-- START OF RECORDS FOR THIS EXERCISE --

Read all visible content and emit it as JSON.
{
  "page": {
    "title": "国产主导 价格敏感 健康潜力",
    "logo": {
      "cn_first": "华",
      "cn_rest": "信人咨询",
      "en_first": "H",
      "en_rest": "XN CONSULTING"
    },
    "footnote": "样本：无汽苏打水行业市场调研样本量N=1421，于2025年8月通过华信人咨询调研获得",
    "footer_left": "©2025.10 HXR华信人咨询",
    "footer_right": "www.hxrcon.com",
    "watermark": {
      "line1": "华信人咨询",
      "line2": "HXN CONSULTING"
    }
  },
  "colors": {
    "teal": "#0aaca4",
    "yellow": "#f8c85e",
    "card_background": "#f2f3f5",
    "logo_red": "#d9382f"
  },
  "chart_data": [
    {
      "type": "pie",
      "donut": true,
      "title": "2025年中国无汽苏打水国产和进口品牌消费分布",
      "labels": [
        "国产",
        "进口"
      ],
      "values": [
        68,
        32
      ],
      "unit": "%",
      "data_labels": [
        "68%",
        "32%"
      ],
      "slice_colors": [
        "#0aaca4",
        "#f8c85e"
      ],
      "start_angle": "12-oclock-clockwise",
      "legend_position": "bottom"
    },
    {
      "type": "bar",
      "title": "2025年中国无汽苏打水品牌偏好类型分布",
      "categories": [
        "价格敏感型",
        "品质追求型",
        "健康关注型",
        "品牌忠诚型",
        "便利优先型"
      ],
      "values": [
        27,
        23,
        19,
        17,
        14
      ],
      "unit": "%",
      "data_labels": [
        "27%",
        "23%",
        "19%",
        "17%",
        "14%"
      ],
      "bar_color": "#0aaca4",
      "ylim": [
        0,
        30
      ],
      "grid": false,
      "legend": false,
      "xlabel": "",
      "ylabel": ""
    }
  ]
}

-- END OF RECORDS FOR THIS EXERCISE --
-- START OF RECORDS FOR THIS EXERCISE --

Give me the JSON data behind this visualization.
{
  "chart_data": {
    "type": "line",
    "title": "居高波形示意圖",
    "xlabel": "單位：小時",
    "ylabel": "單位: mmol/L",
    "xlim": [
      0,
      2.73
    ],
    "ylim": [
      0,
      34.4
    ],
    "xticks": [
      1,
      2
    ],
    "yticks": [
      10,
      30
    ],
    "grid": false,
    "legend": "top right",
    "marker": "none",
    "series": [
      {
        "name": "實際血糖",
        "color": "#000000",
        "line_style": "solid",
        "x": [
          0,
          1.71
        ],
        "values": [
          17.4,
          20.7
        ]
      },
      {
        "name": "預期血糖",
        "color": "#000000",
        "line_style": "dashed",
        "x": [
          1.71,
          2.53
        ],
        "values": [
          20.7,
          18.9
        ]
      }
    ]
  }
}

-- END OF RECORDS FOR THIS EXERCISE --
-- START OF RECORDS FOR THIS EXERCISE --

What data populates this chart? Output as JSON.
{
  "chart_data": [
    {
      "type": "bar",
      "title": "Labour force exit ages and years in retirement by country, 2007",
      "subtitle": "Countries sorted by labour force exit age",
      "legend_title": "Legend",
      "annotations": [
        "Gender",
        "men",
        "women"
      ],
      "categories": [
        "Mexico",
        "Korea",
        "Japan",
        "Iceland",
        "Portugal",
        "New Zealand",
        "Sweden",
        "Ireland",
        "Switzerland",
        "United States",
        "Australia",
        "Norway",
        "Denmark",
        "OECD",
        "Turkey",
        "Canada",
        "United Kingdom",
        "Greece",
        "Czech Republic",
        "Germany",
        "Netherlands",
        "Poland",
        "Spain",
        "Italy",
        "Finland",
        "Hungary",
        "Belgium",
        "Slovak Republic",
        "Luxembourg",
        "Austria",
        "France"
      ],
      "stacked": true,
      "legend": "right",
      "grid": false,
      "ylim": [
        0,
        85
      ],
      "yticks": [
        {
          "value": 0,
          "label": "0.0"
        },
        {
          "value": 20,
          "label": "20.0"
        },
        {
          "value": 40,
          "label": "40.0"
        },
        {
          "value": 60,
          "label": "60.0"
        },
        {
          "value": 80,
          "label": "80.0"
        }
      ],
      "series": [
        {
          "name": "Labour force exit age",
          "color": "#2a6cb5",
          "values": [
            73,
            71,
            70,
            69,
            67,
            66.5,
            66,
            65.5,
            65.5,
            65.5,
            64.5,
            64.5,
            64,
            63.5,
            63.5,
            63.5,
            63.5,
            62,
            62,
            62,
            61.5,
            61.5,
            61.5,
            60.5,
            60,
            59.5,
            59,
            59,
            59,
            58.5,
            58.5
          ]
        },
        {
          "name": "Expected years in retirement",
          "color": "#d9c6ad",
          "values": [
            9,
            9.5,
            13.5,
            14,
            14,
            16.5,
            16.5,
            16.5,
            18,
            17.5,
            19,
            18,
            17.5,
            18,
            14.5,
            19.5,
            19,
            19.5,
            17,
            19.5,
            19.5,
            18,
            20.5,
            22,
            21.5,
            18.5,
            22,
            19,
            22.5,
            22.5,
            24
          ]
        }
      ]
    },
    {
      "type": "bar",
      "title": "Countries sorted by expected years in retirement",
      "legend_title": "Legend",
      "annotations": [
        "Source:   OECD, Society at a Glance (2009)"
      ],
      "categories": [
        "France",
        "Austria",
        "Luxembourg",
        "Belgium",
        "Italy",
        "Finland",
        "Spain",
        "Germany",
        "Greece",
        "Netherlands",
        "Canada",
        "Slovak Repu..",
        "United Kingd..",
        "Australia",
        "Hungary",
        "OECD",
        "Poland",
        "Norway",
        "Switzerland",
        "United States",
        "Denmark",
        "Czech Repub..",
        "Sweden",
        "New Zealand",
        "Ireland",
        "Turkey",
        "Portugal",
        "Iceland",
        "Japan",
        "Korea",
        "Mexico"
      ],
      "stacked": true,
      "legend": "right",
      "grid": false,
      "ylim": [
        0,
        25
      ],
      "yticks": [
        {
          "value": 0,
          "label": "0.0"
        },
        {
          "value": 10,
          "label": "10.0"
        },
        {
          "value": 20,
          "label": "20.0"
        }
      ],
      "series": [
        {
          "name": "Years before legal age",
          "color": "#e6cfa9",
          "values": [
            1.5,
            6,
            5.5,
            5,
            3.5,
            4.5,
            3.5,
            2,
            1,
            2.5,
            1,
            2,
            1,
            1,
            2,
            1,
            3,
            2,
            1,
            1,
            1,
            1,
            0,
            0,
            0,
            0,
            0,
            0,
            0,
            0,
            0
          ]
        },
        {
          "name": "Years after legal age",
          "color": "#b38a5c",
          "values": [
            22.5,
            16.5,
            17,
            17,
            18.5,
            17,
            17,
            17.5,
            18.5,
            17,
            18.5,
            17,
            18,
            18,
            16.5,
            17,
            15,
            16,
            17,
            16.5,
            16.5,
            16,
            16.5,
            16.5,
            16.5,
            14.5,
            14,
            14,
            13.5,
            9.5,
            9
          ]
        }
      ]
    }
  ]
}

-- END OF RECORDS FOR THIS EXERCISE --

# YOUR OBJECTIVE
Write down the number of lines where the word "CONSULTING" appears, and nothing further.

# ANSWER TO THE PROBLEM
2